» Challenge
Write out the whole listing again, exactly as given.

[Excerpt from a dataset]

____________________

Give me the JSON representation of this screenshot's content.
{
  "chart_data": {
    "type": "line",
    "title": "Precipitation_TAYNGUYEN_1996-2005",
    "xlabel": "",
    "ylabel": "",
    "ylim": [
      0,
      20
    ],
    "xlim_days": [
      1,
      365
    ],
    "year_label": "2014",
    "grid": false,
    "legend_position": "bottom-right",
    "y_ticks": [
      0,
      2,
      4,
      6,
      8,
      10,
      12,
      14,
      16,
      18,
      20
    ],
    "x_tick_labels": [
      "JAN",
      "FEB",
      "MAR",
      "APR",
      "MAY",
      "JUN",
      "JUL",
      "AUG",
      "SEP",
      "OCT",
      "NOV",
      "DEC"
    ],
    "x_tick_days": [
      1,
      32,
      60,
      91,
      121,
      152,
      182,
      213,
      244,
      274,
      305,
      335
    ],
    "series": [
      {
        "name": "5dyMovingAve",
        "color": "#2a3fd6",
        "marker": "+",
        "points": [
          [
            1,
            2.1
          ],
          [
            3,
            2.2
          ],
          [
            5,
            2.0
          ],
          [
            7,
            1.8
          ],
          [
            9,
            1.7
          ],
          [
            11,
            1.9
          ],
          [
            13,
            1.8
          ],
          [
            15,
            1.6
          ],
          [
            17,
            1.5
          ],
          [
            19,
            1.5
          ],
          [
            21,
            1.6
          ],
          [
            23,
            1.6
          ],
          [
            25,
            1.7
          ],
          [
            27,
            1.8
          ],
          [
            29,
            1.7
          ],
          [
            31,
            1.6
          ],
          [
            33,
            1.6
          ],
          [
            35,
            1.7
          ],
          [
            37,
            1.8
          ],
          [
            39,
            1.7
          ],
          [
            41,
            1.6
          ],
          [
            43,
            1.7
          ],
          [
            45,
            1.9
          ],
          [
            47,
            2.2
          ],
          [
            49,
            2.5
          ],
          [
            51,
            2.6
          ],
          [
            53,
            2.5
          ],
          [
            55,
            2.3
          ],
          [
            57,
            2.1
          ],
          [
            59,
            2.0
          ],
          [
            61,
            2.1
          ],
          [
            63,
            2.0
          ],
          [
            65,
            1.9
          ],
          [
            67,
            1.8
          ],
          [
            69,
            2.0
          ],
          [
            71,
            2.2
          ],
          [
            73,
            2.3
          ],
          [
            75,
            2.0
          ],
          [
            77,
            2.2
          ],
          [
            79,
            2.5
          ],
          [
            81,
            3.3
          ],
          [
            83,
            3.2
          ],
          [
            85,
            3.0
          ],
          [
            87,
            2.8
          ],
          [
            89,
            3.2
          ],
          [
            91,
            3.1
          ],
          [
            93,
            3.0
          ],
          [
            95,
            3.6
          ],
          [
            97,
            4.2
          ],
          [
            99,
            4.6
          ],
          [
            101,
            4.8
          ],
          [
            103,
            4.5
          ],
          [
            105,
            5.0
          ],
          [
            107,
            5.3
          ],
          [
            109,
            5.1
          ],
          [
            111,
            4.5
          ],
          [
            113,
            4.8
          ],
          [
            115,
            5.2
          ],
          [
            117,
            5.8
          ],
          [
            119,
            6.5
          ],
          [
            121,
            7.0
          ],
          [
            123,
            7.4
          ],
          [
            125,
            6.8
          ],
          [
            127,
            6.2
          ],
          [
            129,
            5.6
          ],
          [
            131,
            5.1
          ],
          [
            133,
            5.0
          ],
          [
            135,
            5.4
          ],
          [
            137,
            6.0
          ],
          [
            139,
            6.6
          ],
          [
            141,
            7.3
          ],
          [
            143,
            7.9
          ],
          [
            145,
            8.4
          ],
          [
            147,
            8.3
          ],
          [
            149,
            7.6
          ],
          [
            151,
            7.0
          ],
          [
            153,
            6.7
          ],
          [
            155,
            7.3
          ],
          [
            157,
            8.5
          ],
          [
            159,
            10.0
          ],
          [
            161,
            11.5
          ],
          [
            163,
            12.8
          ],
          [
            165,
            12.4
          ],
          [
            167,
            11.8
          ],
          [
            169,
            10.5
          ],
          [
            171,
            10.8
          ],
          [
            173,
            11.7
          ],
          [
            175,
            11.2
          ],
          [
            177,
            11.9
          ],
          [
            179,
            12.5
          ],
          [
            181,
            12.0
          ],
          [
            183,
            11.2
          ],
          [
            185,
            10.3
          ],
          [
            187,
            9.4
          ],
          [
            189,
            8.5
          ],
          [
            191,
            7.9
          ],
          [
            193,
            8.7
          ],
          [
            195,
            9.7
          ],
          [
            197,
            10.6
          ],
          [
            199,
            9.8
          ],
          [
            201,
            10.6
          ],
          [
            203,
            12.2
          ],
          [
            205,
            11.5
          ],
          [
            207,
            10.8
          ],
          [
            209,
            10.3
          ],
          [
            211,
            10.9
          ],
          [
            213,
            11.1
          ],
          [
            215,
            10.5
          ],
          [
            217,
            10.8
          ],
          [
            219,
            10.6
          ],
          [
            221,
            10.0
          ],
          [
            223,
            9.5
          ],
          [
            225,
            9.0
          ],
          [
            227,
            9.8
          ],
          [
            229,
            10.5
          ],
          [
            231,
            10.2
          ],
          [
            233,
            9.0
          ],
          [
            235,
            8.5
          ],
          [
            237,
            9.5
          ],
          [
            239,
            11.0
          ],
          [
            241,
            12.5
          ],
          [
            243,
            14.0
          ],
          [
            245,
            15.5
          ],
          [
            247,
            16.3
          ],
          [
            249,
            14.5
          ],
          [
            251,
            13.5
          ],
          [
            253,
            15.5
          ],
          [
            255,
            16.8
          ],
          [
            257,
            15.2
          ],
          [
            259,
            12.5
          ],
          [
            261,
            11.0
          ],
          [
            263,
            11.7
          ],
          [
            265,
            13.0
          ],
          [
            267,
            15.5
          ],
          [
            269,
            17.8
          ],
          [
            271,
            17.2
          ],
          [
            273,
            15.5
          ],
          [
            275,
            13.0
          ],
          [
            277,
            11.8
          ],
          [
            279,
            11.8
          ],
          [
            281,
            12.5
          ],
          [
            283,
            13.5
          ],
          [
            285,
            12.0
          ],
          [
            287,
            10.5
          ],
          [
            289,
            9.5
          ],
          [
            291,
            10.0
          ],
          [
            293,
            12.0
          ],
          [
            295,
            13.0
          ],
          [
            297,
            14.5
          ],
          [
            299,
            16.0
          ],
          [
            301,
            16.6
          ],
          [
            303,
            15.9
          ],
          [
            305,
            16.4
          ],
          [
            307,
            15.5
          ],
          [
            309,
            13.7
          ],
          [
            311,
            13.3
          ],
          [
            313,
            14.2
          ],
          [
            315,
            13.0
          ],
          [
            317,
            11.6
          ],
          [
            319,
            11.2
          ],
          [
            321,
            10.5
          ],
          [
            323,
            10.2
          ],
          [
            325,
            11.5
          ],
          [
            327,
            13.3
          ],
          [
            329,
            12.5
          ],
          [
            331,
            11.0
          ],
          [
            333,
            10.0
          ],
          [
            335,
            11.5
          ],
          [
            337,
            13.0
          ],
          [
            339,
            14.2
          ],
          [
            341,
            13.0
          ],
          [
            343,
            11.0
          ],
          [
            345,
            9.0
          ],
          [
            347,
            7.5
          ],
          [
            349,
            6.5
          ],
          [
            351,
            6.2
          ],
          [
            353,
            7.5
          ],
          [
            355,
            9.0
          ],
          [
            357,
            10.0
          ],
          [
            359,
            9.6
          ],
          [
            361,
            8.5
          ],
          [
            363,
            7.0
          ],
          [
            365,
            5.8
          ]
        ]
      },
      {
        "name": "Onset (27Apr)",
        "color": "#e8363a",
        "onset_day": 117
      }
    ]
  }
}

____________________

» The output
Give me the JSON representation of this screenshot's content.
{
  "chart_data": {
    "type": "line",
    "title": "Precipitation_TAYNGUYEN_1996-2005",
    "xlabel": "",
    "ylabel": "",
    "ylim": [
      0,
      20
    ],
    "xlim_days": [
      1,
      365
    ],
    "year_label": "2014",
    "grid": false,
    "legend_position": "bottom-right",
    "y_ticks": [
      0,
      2,
      4,
      6,
      8,
      10,
      12,
      14,
      16,
      18,
      20
    ],
    "x_tick_labels": [
      "JAN",
      "FEB",
      "MAR",
      "APR",
      "MAY",
      "JUN",
      "JUL",
      "AUG",
      "SEP",
      "OCT",
      "NOV",
      "DEC"
    ],
    "x_tick_days": [
      1,
      32,
      60,
      91,
      121,
      152,
      182,
      213,
      244,
      274,
      305,
      335
    ],
    "series": [
      {
        "name": "5dyMovingAve",
        "color": "#2a3fd6",
        "marker": "+",
        "points": [
          [
            1,
            2.1
          ],
          [
            3,
            2.2
          ],
          [
            5,
            2.0
          ],
          [
            7,
            1.8
          ],
          [
            9,
            1.7
          ],
          [
            11,
            1.9
          ],
          [
            13,
            1.8
          ],
          [
            15,
            1.6
          ],
          [
            17,
            1.5
          ],
          [
            19,
            1.5
          ],
          [
            21,
            1.6
          ],
          [
            23,
            1.6
          ],
          [
            25,
            1.7
          ],
          [
            27,
            1.8
          ],
          [
            29,
            1.7
          ],
          [
            31,
            1.6
          ],
          [
            33,
            1.6
          ],
          [
            35,
            1.7
          ],
          [
            37,
            1.8
          ],
          [
            39,
            1.7
          ],
          [
            41,
            1.6
          ],
          [
            43,
            1.7
          ],
          [
            45,
            1.9
          ],
          [
            47,
            2.2
          ],
          [
            49,
            2.5
          ],
          [
            51,
            2.6
          ],
          [
            53,
            2.5
          ],
          [
            55,
            2.3
          ],
          [
            57,
            2.1
          ],
          [
            59,
            2.0
          ],
          [
            61,
            2.1
          ],
          [
            63,
            2.0
          ],
          [
            65,
            1.9
          ],
          [
            67,
            1.8
          ],
          [
            69,
            2.0
          ],
          [
            71,
            2.2
          ],
          [
            73,
            2.3
          ],
          [
            75,
            2.0
          ],
          [
            77,
            2.2
          ],
          [
            79,
            2.5
          ],
          [
            81,
            3.3
          ],
          [
            83,
            3.2
          ],
          [
            85,
            3.0
          ],
          [
            87,
            2.8
          ],
          [
            89,
            3.2
          ],
          [
            91,
            3.1
          ],
          [
            93,
            3.0
          ],
          [
            95,
            3.6
          ],
          [
            97,
            4.2
          ],
          [
            99,
            4.6
          ],
          [
            101,
            4.8
          ],
          [
            103,
            4.5
          ],
          [
            105,
            5.0
          ],
          [
            107,
            5.3
          ],
          [
            109,
            5.1
          ],
          [
            111,
            4.5
          ],
          [
            113,
            4.8
          ],
          [
            115,
            5.2
          ],
          [
            117,
            5.8
          ],
          [
            119,
            6.5
          ],
          [
            121,
            7.0
          ],
          [
            123,
            7.4
          ],
          [
            125,
            6.8
          ],
          [
            127,
            6.2
          ],
          [
            129,
            5.6
          ],
          [
            131,
            5.1
          ],
          [
            133,
            5.0
          ],
          [
            135,
            5.4
          ],
          [
            137,
            6.0
          ],
          [
            139,
            6.6
          ],
          [
            141,
            7.3
          ],
          [
            143,
            7.9
          ],
          [
            145,
            8.4
          ],
          [
            147,
            8.3
          ],
          [
            149,
            7.6
          ],
          [
            151,
            7.0
          ],
          [
            153,
            6.7
          ],
          [
            155,
            7.3
          ],
          [
            157,
            8.5
          ],
          [
            159,
            10.0
          ],
          [
            161,
            11.5
          ],
          [
            163,
            12.8
          ],
          [
            165,
            12.4
          ],
          [
            167,
            11.8
          ],
          [
            169,
            10.5
          ],
          [
            171,
            10.8
          ],
          [
            173,
            11.7
          ],
          [
            175,
            11.2
          ],
          [
            177,
            11.9
          ],
          [
            179,
            12.5
          ],
          [
            181,
            12.0
          ],
          [
            183,
            11.2
          ],
          [
            185,
            10.3
          ],
          [
            187,
            9.4
          ],
          [
            189,
            8.5
          ],
          [
            191,
            7.9
          ],
          [
            193,
            8.7
          ],
          [
            195,
            9.7
          ],
          [
            197,
            10.6
          ],
          [
            199,
            9.8
          ],
          [
            201,
            10.6
          ],
          [
            203,
            12.2
          ],
          [
            205,
            11.5
          ],
          [
            207,
            10.8
          ],
          [
            209,
            10.3
          ],
          [
            211,
            10.9
          ],
          [
            213,
            11.1
          ],
          [
            215,
            10.5
          ],
          [
            217,
            10.8
          ],
          [
            219,
            10.6
          ],
          [
            221,
            10.0
          ],
          [
            223,
            9.5
          ],
          [
            225,
            9.0
          ],
          [
            227,
            9.8
          ],
          [
            229,
            10.5
          ],
          [
            231,
            10.2
          ],
          [
            233,
            9.0
          ],
          [
            235,
            8.5
          ],
          [
            237,
            9.5
          ],
          [
            239,
            11.0
          ],
          [
            241,
            12.5
          ],
          [
            243,
            14.0
          ],
          [
            245,
            15.5
          ],
          [
            247,
            16.3
          ],
          [
            249,
            14.5
          ],
          [
            251,
            13.5
          ],
          [
            253,
            15.5
          ],
          [
            255,
            16.8
          ],
          [
            257,
            15.2
          ],
          [
            259,
            12.5
          ],
          [
            261,
            11.0
          ],
          [
            263,
            11.7
          ],
          [
            265,
            13.0
          ],
          [
            267,
            15.5
          ],
          [
            269,
            17.8
          ],
          [
            271,
            17.2
          ],
          [
            273,
            15.5
          ],
          [
            275,
            13.0
          ],
          [
            277,
            11.8
          ],
          [
            279,
            11.8
          ],
          [
            281,
            12.5
          ],
          [
            283,
            13.5
          ],
          [
            285,
            12.0
          ],
          [
            287,
            10.5
          ],
          [
            289,
            9.5
          ],
          [
            291,
            10.0
          ],
          [
            293,
            12.0
          ],
          [
            295,
            13.0
          ],
          [
            297,
            14.5
          ],
          [
            299,
            16.0
          ],
          [
            301,
            16.6
          ],
          [
            303,
            15.9
          ],
          [
            305,
            16.4
          ],
          [
            307,
            15.5
          ],
          [
            309,
            13.7
          ],
          [
            311,
            13.3
          ],
          [
            313,
            14.2
          ],
          [
            315,
            13.0
          ],
          [
            317,
            11.6
          ],
          [
            319,
            11.2
          ],
          [
            321,
            10.5
          ],
          [
            323,
            10.2
          ],
          [
            325,
            11.5
          ],
          [
            327,
            13.3
          ],
          [
            329,
            12.5
          ],
          [
            331,
            11.0
          ],
          [
            333,
            10.0
          ],
          [
            335,
            11.5
          ],
          [
            337,
            13.0
          ],
          [
            339,
            14.2
          ],
          [
            341,
            13.0
          ],
          [
            343,
            11.0
          ],
          [
            345,
            9.0
          ],
          [
            347,
            7.5
          ],
          [
            349,
            6.5
          ],
          [
            351,
            6.2
          ],
          [
            353,
            7.5
          ],
          [
            355,
            9.0
          ],
          [
            357,
            10.0
          ],
          [
            359,
            9.6
          ],
          [
            361,
            8.5
          ],
          [
            363,
            7.0
          ],
          [
            365,
            5.8
          ]
        ]
      },
      {
        "name": "Onset (27Apr)",
        "color": "#e8363a",
        "onset_day": 117
      }
    ]
  }
}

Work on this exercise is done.